(Exercise brief):
Return every line of the data below that includes the string "Queue".

** begin Data to process **

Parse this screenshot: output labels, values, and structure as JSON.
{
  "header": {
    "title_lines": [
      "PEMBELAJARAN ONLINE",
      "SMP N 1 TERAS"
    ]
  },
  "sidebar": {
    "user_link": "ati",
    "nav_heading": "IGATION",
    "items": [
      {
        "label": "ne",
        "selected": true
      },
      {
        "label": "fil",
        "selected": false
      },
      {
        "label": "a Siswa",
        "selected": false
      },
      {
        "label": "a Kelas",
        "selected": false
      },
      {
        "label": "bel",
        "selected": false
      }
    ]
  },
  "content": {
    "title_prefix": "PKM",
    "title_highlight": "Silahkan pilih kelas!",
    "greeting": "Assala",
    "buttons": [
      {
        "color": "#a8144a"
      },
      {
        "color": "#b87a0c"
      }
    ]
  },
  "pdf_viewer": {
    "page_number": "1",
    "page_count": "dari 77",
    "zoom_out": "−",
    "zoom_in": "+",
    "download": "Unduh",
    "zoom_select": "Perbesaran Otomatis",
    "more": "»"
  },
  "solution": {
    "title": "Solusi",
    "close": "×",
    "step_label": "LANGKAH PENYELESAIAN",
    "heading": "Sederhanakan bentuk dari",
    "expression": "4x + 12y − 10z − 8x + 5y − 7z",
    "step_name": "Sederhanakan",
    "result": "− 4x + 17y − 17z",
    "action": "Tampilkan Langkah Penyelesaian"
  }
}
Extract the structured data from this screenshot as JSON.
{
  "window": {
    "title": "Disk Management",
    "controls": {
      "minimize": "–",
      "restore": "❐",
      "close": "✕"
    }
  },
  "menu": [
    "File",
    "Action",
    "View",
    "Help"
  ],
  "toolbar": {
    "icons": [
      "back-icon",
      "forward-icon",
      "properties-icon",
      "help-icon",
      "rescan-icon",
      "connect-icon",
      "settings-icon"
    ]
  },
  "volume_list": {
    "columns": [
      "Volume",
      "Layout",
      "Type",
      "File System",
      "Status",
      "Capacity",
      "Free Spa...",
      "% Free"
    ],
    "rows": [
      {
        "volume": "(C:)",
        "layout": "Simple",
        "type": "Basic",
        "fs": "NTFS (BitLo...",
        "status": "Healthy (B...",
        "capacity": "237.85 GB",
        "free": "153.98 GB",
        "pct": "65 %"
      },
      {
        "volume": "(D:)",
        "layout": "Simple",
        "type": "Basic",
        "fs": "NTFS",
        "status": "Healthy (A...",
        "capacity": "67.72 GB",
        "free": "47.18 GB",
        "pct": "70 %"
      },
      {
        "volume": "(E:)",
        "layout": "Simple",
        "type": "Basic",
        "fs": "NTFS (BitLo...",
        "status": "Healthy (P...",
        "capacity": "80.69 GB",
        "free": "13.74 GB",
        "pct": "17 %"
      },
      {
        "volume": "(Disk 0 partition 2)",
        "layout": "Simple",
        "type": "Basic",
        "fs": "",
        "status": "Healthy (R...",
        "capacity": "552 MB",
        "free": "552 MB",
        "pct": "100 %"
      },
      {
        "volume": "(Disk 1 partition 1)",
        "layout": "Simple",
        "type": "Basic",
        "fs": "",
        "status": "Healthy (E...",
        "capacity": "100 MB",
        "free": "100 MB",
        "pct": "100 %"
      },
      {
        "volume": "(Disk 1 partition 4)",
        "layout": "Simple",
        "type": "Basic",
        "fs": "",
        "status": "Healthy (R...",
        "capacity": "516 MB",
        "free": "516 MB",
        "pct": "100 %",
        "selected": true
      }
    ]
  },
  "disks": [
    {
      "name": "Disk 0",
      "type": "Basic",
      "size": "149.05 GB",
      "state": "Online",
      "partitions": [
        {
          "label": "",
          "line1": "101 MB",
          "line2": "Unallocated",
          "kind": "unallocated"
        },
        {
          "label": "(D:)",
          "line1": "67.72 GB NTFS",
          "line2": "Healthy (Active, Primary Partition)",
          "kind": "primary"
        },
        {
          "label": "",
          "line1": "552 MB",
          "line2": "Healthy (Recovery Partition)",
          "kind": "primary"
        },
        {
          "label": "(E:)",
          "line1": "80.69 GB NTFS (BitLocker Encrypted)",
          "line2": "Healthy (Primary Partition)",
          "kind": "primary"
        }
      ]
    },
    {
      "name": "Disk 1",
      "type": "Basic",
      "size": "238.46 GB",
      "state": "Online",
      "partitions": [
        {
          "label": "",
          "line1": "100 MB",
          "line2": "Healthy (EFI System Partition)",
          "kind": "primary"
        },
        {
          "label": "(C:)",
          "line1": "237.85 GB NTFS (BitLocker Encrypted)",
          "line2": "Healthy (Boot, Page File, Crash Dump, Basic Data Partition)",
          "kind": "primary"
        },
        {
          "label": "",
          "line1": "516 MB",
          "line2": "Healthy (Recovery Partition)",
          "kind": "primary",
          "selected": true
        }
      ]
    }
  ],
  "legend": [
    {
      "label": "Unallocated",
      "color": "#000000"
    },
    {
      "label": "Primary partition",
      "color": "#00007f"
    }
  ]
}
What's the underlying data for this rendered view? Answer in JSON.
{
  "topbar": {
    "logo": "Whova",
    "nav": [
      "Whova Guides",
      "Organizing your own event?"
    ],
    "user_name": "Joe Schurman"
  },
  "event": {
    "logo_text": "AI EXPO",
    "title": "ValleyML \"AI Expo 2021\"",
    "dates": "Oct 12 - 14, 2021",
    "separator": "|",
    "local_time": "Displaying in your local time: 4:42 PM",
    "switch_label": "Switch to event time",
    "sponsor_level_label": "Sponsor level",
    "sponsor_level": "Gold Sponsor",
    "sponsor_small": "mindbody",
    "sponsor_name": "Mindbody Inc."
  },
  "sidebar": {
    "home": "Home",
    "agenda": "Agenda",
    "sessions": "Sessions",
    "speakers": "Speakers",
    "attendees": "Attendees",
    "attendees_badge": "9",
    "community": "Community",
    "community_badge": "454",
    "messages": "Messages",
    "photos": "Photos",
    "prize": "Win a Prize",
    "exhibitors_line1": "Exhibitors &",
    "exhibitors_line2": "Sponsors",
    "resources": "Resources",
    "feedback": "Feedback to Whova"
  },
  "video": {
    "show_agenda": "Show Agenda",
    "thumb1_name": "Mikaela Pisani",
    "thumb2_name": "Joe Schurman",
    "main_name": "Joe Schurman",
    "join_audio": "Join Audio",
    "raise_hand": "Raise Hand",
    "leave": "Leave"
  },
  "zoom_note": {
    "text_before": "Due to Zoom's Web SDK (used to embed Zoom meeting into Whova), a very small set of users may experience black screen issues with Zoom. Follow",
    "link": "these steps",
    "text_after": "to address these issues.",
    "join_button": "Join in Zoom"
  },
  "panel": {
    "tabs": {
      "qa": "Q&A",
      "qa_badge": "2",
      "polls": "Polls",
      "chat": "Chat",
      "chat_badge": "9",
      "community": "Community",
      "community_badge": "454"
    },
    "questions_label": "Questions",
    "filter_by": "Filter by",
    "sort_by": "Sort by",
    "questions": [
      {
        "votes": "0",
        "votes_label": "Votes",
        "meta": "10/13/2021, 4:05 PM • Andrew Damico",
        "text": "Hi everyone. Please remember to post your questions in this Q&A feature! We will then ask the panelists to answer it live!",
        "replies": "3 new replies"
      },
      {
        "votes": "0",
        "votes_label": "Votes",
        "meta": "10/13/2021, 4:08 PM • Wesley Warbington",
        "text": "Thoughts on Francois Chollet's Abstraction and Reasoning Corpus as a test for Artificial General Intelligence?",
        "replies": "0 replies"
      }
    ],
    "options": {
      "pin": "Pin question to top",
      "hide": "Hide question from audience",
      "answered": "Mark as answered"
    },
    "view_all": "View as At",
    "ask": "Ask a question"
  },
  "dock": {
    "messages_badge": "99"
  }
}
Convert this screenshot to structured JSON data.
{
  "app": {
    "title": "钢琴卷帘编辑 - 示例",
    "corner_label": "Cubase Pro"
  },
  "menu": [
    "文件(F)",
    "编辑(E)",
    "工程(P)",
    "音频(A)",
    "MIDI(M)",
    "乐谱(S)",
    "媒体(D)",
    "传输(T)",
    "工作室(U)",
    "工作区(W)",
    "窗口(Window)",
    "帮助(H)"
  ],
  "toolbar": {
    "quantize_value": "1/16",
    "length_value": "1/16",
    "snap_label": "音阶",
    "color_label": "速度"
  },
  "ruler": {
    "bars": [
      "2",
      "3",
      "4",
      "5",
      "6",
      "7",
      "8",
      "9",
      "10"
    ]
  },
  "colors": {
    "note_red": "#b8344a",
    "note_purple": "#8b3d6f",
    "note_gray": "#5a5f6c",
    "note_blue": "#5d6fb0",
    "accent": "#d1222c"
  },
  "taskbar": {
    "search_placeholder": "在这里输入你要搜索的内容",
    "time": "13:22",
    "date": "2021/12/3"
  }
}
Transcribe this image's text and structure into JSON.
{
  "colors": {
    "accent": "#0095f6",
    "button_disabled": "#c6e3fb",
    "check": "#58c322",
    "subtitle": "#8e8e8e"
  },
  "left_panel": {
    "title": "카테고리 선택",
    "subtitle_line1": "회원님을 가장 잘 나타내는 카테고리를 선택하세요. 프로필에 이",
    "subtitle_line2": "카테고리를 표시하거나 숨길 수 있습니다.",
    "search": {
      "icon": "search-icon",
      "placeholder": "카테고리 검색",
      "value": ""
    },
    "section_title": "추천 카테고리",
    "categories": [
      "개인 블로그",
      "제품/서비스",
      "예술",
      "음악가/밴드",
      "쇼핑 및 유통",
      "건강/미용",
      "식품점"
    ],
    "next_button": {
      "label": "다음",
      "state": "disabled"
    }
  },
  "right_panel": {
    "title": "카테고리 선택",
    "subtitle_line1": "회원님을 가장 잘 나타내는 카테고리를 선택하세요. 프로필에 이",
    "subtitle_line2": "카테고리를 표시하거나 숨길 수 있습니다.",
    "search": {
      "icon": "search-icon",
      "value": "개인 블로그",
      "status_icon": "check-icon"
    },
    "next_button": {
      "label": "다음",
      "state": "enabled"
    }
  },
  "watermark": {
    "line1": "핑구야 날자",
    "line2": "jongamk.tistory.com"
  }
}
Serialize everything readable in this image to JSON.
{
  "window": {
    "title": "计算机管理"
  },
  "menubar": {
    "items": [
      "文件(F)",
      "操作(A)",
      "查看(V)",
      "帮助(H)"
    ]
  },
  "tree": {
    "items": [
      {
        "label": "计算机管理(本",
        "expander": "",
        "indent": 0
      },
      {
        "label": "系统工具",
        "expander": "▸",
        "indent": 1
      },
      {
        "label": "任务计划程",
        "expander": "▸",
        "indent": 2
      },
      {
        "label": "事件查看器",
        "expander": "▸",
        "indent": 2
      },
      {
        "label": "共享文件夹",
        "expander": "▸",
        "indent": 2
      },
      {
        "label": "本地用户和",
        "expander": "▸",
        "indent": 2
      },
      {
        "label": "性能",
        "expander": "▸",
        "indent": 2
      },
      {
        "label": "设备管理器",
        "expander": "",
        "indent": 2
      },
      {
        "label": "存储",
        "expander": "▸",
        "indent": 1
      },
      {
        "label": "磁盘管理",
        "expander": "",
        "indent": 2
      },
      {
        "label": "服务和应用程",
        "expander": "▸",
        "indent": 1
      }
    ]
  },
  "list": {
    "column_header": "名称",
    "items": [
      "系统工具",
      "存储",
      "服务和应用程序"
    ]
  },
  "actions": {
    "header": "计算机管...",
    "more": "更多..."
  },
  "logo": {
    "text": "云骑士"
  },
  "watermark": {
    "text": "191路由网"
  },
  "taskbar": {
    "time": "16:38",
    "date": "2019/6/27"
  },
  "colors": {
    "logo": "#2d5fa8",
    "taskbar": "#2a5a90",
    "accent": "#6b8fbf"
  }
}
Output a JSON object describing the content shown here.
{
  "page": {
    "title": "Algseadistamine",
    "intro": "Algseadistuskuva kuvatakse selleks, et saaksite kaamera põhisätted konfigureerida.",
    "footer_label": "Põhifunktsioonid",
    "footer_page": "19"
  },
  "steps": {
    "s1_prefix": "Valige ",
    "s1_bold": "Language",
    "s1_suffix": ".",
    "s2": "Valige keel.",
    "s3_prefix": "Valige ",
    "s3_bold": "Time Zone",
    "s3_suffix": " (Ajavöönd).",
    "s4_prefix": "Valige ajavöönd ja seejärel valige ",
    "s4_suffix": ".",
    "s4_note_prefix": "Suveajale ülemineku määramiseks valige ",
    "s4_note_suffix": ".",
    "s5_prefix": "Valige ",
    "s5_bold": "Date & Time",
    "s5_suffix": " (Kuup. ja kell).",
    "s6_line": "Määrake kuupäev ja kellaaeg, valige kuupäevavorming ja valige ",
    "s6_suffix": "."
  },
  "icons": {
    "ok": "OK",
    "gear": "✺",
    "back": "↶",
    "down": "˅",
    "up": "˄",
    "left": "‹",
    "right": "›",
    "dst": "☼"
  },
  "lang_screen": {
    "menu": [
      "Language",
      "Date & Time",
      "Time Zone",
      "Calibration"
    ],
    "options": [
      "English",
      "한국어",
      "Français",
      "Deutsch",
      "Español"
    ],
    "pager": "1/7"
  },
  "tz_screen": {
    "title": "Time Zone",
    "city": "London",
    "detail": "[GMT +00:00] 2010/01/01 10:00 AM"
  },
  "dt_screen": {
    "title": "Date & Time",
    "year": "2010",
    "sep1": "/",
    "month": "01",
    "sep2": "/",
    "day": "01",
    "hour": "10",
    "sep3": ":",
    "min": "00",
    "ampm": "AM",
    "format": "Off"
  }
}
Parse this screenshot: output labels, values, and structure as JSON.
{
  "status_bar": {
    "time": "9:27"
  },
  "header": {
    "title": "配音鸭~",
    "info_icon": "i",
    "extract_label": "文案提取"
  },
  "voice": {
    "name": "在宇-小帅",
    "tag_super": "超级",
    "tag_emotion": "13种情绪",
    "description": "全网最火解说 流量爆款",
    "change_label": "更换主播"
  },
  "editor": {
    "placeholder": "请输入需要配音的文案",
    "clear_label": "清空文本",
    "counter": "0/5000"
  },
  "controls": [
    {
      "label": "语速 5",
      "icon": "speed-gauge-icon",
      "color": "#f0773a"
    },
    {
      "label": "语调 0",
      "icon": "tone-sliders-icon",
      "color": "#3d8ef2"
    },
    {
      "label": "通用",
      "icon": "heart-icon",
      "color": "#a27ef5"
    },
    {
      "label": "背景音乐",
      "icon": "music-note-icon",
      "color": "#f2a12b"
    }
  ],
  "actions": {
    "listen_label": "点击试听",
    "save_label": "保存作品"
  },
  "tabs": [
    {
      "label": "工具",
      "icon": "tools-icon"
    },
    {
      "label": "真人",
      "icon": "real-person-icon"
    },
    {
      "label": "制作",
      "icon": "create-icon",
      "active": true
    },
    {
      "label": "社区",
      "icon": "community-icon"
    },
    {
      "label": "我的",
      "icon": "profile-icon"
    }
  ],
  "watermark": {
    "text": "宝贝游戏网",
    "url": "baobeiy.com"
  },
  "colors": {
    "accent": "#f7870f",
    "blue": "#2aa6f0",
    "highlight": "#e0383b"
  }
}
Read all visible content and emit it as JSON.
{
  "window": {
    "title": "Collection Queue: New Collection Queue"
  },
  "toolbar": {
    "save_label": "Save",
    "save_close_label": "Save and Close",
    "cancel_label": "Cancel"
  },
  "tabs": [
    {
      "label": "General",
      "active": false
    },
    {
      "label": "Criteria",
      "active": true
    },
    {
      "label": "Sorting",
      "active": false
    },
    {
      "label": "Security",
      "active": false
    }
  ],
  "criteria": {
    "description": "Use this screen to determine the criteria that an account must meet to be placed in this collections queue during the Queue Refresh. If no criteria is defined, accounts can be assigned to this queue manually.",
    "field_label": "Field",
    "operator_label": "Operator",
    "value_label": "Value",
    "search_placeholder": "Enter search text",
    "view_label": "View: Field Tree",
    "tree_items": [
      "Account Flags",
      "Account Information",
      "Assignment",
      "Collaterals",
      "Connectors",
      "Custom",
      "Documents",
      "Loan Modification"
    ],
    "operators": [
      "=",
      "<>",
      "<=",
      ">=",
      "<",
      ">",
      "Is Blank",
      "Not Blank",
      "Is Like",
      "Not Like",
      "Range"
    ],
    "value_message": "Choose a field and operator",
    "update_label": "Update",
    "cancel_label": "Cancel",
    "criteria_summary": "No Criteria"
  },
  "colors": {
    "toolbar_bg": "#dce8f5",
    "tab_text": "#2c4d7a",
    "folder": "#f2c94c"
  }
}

** end Data to process **

(Response to the exercise):
    "title": "Collection Queue: New Collection Queue"
    "description": "Use this screen to determine the criteria that an account must meet to be placed in this collections queue during the Queue Refresh. If no criteria is defined, accounts can be assigned to this queue manually.",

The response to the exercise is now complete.